─── ENTRIES SUPPLIED ───
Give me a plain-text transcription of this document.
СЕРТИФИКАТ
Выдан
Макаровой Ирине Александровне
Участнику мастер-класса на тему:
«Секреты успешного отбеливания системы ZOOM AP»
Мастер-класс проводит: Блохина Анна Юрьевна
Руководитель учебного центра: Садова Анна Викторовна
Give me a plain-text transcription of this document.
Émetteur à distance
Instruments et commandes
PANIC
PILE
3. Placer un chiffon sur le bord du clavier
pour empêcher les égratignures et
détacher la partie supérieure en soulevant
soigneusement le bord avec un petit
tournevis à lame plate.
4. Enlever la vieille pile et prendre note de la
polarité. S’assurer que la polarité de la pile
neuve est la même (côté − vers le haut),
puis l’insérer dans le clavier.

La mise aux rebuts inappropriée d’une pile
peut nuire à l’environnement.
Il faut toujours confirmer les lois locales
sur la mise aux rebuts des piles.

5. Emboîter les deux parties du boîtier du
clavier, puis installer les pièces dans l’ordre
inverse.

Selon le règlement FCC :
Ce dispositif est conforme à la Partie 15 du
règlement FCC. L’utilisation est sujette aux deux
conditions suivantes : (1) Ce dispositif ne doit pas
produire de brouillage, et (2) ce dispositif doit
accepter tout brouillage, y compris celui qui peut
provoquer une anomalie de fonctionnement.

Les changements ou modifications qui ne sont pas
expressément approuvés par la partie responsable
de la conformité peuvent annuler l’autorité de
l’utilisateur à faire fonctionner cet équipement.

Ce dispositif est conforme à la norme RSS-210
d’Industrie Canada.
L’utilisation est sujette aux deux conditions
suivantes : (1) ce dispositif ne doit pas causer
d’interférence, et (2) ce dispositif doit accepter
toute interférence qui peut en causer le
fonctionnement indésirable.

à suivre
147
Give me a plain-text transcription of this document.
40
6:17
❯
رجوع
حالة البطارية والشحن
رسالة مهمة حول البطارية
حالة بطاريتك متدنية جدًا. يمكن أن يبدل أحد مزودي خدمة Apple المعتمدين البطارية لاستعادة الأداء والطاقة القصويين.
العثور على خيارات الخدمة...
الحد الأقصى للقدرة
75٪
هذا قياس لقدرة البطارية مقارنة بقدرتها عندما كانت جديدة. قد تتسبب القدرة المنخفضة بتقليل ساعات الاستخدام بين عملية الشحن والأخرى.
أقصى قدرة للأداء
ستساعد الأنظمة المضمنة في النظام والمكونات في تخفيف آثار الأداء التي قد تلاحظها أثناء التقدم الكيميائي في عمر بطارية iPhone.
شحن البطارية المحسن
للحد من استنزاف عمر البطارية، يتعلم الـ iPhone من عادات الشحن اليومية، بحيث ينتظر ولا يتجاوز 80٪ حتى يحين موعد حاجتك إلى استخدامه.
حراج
───
- REQUIREMENT -
What is the number of lines in the data above that include the word "règlement"? Answer with that number only.

- EXERCISE RESULT -
2